(Records about charts and figures)
= = = =

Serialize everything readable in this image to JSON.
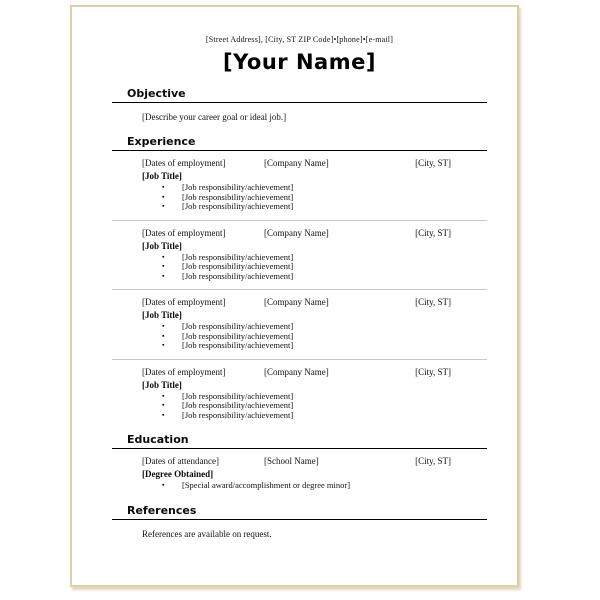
{
  "icons": {
    "bullet": "▪"
  },
  "colors": {
    "page_border": "#ddcfa8",
    "heading_rule": "#000000",
    "entry_separator": "#c8c8c8",
    "page_background": "#ffffff"
  },
  "header": {
    "contact_line": "[Street Address], [City, ST ZIP Code]•[phone]•[e-mail]",
    "name": "[Your Name]"
  },
  "sections": {
    "objective": {
      "heading": "Objective",
      "body": "[Describe your career goal or ideal job.]"
    },
    "experience": {
      "heading": "Experience",
      "entries": [
        {
          "dates": "[Dates of employment]",
          "company": "[Company Name]",
          "city": "[City, ST]",
          "job_title": "[Job Title]",
          "bullets": [
            "[Job responsibility/achievement]",
            "[Job responsibility/achievement]",
            "[Job responsibility/achievement]"
          ]
        },
        {
          "dates": "[Dates of employment]",
          "company": "[Company Name]",
          "city": "[City, ST]",
          "job_title": "[Job Title]",
          "bullets": [
            "[Job responsibility/achievement]",
            "[Job responsibility/achievement]",
            "[Job responsibility/achievement]"
          ]
        },
        {
          "dates": "[Dates of employment]",
          "company": "[Company Name]",
          "city": "[City, ST]",
          "job_title": "[Job Title]",
          "bullets": [
            "[Job responsibility/achievement]",
            "[Job responsibility/achievement]",
            "[Job responsibility/achievement]"
          ]
        },
        {
          "dates": "[Dates of employment]",
          "company": "[Company Name]",
          "city": "[City, ST]",
          "job_title": "[Job Title]",
          "bullets": [
            "[Job responsibility/achievement]",
            "[Job responsibility/achievement]",
            "[Job responsibility/achievement]"
          ]
        }
      ]
    },
    "education": {
      "heading": "Education",
      "dates": "[Dates of attendance]",
      "school": "[School Name]",
      "city": "[City, ST]",
      "degree": "[Degree Obtained]",
      "bullet": "[Special award/accomplishment or degree minor]"
    },
    "references": {
      "heading": "References",
      "body": "References are available on request."
    }
  }
}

= = = =

> _Task objective_: Every line above should be returned exactly; the pictures stay out.

> _Task answer_:
Serialize everything readable in this image to JSON.
{
  "icons": {
    "bullet": "▪"
  },
  "colors": {
    "page_border": "#ddcfa8",
    "heading_rule": "#000000",
    "entry_separator": "#c8c8c8",
    "page_background": "#ffffff"
  },
  "header": {
    "contact_line": "[Street Address], [City, ST ZIP Code]•[phone]•[e-mail]",
    "name": "[Your Name]"
  },
  "sections": {
    "objective": {
      "heading": "Objective",
      "body": "[Describe your career goal or ideal job.]"
    },
    "experience": {
      "heading": "Experience",
      "entries": [
        {
          "dates": "[Dates of employment]",
          "company": "[Company Name]",
          "city": "[City, ST]",
          "job_title": "[Job Title]",
          "bullets": [
            "[Job responsibility/achievement]",
            "[Job responsibility/achievement]",
            "[Job responsibility/achievement]"
          ]
        },
        {
          "dates": "[Dates of employment]",
          "company": "[Company Name]",
          "city": "[City, ST]",
          "job_title": "[Job Title]",
          "bullets": [
            "[Job responsibility/achievement]",
            "[Job responsibility/achievement]",
            "[Job responsibility/achievement]"
          ]
        },
        {
          "dates": "[Dates of employment]",
          "company": "[Company Name]",
          "city": "[City, ST]",
          "job_title": "[Job Title]",
          "bullets": [
            "[Job responsibility/achievement]",
            "[Job responsibility/achievement]",
            "[Job responsibility/achievement]"
          ]
        },
        {
          "dates": "[Dates of employment]",
          "company": "[Company Name]",
          "city": "[City, ST]",
          "job_title": "[Job Title]",
          "bullets": [
            "[Job responsibility/achievement]",
            "[Job responsibility/achievement]",
            "[Job responsibility/achievement]"
          ]
        }
      ]
    },
    "education": {
      "heading": "Education",
      "dates": "[Dates of attendance]",
      "school": "[School Name]",
      "city": "[City, ST]",
      "degree": "[Degree Obtained]",
      "bullet": "[Special award/accomplishment or degree minor]"
    },
    "references": {
      "heading": "References",
      "body": "References are available on request."
    }
  }
}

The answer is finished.